=== THE TASK ===
The data below must be copied in full and without any change.

=== MATERIAL PROVIDED ===
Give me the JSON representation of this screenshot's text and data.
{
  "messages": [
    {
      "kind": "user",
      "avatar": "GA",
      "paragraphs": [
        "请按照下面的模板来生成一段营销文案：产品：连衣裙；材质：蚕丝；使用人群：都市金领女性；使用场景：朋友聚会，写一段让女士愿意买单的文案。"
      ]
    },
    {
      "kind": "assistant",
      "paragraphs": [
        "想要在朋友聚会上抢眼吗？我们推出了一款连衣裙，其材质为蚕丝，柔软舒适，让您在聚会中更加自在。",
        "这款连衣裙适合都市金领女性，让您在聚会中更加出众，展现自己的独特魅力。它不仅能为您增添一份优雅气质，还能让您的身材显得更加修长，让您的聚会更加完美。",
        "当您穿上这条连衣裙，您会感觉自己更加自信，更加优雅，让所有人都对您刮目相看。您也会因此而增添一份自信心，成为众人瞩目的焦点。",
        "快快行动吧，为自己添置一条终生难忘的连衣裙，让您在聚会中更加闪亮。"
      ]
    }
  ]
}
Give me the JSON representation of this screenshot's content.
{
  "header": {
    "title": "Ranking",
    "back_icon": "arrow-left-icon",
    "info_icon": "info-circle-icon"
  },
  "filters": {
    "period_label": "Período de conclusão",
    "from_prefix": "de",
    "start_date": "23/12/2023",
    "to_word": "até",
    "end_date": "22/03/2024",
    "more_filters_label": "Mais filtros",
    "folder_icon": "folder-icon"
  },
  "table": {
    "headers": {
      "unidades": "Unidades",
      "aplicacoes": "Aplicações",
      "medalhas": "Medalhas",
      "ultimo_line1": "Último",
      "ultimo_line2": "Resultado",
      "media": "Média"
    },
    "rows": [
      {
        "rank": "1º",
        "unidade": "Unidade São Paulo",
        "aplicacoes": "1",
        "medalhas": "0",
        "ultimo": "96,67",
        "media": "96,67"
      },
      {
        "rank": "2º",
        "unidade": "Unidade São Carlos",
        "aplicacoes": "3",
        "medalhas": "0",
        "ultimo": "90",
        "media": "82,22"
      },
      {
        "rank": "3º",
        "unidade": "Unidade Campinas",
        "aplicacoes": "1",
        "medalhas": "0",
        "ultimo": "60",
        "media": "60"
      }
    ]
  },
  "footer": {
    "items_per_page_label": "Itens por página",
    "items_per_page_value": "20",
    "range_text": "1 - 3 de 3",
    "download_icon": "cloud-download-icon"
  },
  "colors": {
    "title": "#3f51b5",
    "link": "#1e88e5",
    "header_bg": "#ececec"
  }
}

=== WORKED ANSWER ===
Give me the JSON representation of this screenshot's text and data.
{
  "messages": [
    {
      "kind": "user",
      "avatar": "GA",
      "paragraphs": [
        "请按照下面的模板来生成一段营销文案：产品：连衣裙；材质：蚕丝；使用人群：都市金领女性；使用场景：朋友聚会，写一段让女士愿意买单的文案。"
      ]
    },
    {
      "kind": "assistant",
      "paragraphs": [
        "想要在朋友聚会上抢眼吗？我们推出了一款连衣裙，其材质为蚕丝，柔软舒适，让您在聚会中更加自在。",
        "这款连衣裙适合都市金领女性，让您在聚会中更加出众，展现自己的独特魅力。它不仅能为您增添一份优雅气质，还能让您的身材显得更加修长，让您的聚会更加完美。",
        "当您穿上这条连衣裙，您会感觉自己更加自信，更加优雅，让所有人都对您刮目相看。您也会因此而增添一份自信心，成为众人瞩目的焦点。",
        "快快行动吧，为自己添置一条终生难忘的连衣裙，让您在聚会中更加闪亮。"
      ]
    }
  ]
}
Give me the JSON representation of this screenshot's content.
{
  "header": {
    "title": "Ranking",
    "back_icon": "arrow-left-icon",
    "info_icon": "info-circle-icon"
  },
  "filters": {
    "period_label": "Período de conclusão",
    "from_prefix": "de",
    "start_date": "23/12/2023",
    "to_word": "até",
    "end_date": "22/03/2024",
    "more_filters_label": "Mais filtros",
    "folder_icon": "folder-icon"
  },
  "table": {
    "headers": {
      "unidades": "Unidades",
      "aplicacoes": "Aplicações",
      "medalhas": "Medalhas",
      "ultimo_line1": "Último",
      "ultimo_line2": "Resultado",
      "media": "Média"
    },
    "rows": [
      {
        "rank": "1º",
        "unidade": "Unidade São Paulo",
        "aplicacoes": "1",
        "medalhas": "0",
        "ultimo": "96,67",
        "media": "96,67"
      },
      {
        "rank": "2º",
        "unidade": "Unidade São Carlos",
        "aplicacoes": "3",
        "medalhas": "0",
        "ultimo": "90",
        "media": "82,22"
      },
      {
        "rank": "3º",
        "unidade": "Unidade Campinas",
        "aplicacoes": "1",
        "medalhas": "0",
        "ultimo": "60",
        "media": "60"
      }
    ]
  },
  "footer": {
    "items_per_page_label": "Itens por página",
    "items_per_page_value": "20",
    "range_text": "1 - 3 de 3",
    "download_icon": "cloud-download-icon"
  },
  "colors": {
    "title": "#3f51b5",
    "link": "#1e88e5",
    "header_bg": "#ececec"
  }
}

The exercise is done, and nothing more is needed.